▼

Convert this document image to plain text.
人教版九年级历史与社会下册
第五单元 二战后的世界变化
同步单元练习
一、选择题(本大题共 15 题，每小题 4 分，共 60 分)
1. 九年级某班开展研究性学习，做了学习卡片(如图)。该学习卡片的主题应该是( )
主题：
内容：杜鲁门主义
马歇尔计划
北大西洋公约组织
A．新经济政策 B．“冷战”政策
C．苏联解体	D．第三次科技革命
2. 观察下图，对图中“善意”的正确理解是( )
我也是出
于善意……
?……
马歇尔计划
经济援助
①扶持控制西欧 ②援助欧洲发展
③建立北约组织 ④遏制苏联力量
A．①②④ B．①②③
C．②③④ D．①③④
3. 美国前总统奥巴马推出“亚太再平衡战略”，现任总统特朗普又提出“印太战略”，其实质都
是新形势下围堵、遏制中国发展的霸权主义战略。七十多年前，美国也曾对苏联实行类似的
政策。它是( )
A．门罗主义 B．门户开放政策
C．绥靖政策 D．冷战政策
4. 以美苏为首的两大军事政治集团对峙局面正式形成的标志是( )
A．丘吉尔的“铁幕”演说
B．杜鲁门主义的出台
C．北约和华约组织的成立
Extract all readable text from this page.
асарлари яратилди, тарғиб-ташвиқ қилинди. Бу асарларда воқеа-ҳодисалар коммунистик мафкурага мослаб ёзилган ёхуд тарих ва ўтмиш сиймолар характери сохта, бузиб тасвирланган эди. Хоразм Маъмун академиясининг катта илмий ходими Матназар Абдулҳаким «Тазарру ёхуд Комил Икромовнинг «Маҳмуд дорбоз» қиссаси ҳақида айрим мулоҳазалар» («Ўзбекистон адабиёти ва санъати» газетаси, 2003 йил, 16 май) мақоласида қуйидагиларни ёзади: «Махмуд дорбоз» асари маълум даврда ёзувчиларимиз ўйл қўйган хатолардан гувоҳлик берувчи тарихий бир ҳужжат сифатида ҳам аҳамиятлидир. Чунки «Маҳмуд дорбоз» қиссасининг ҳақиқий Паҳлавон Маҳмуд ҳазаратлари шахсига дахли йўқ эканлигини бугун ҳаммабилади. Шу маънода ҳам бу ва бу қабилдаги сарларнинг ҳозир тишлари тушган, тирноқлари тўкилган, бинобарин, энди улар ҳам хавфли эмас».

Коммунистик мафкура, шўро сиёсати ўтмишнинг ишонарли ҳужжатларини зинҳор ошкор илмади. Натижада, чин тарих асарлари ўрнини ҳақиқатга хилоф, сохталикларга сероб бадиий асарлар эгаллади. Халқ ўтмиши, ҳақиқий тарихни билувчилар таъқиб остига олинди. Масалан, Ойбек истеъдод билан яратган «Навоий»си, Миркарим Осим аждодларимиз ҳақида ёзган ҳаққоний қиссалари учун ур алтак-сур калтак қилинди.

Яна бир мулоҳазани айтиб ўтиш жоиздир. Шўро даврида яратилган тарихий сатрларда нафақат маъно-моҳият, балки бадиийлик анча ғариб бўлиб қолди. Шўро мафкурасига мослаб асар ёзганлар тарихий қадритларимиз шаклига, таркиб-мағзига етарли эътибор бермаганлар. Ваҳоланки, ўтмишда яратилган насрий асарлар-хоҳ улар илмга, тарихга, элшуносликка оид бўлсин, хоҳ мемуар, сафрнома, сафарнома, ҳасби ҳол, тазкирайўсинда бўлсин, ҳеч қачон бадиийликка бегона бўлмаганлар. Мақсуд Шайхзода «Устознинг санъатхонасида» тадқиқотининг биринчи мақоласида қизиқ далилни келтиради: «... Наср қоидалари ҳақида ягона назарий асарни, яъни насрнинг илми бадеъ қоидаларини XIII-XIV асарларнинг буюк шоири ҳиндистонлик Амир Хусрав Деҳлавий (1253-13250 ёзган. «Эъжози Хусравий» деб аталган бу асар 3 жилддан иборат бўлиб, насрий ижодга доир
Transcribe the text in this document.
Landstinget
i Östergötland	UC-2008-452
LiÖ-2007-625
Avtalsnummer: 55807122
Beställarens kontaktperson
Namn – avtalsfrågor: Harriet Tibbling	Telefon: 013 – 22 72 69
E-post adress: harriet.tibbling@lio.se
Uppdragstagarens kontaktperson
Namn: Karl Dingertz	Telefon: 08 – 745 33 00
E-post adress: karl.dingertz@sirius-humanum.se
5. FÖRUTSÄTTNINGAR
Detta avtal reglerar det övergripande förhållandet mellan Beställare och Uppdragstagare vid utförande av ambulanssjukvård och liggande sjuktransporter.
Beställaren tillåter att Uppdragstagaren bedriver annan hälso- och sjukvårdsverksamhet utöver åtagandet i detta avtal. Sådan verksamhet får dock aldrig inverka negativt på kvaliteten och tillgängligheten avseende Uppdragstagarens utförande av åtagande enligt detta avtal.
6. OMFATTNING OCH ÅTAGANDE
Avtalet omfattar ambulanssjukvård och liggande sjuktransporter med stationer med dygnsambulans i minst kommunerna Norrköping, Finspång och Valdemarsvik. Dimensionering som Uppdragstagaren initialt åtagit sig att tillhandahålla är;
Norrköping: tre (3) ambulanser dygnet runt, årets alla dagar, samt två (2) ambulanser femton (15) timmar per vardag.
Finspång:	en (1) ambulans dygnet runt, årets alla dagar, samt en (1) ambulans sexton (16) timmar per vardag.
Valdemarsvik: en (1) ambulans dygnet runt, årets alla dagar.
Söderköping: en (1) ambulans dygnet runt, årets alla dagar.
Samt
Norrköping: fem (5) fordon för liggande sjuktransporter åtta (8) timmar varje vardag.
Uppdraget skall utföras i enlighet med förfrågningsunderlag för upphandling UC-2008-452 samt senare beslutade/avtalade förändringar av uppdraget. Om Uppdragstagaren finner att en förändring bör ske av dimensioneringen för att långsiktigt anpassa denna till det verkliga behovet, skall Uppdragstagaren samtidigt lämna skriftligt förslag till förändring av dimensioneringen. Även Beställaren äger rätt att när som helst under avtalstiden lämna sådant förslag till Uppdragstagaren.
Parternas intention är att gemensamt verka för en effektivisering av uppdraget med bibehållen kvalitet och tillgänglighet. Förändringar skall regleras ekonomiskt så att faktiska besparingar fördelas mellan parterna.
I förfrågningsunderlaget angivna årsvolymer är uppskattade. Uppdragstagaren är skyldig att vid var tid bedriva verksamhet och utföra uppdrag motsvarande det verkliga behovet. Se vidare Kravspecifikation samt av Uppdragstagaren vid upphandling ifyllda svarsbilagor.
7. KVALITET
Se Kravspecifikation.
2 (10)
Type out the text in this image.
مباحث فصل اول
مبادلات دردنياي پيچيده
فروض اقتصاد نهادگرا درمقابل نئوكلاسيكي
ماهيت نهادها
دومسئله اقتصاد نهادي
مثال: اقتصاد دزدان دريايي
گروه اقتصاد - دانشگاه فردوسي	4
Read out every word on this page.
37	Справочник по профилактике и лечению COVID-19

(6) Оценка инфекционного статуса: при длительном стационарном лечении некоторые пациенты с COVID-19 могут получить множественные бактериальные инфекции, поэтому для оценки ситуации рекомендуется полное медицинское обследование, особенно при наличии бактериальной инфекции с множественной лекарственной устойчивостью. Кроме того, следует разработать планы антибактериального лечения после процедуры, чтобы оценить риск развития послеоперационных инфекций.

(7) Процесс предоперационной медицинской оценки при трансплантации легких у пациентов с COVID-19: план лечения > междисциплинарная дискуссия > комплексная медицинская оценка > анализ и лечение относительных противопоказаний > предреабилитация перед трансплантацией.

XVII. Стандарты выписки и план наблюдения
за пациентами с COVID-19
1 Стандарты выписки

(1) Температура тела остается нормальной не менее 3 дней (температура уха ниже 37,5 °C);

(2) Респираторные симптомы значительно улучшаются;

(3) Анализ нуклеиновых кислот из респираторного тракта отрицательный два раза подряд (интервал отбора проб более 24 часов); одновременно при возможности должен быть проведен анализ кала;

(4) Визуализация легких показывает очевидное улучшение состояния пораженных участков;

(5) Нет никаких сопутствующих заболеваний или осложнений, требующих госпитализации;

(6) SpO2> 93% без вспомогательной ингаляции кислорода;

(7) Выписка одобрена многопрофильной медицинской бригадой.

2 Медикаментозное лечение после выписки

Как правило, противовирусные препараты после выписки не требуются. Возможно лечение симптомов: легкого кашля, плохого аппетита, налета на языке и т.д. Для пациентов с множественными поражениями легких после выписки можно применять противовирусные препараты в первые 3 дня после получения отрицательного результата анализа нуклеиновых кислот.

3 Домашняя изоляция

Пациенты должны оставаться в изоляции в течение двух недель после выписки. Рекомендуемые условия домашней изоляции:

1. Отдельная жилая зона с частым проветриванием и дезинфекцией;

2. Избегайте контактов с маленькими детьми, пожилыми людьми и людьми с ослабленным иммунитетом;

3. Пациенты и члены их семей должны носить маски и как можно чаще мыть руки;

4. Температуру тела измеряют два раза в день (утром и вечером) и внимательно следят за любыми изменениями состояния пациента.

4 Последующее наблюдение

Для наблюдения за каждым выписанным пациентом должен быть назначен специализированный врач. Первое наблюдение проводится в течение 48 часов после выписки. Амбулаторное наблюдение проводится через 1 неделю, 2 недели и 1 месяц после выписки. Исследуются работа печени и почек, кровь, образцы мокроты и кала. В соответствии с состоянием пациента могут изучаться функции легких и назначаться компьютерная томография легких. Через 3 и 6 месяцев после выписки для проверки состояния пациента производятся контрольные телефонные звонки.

▲

## Set problem:
Tally the lines above containing "kontaktperson". Answer with the count only.

## Solution to the problem:
2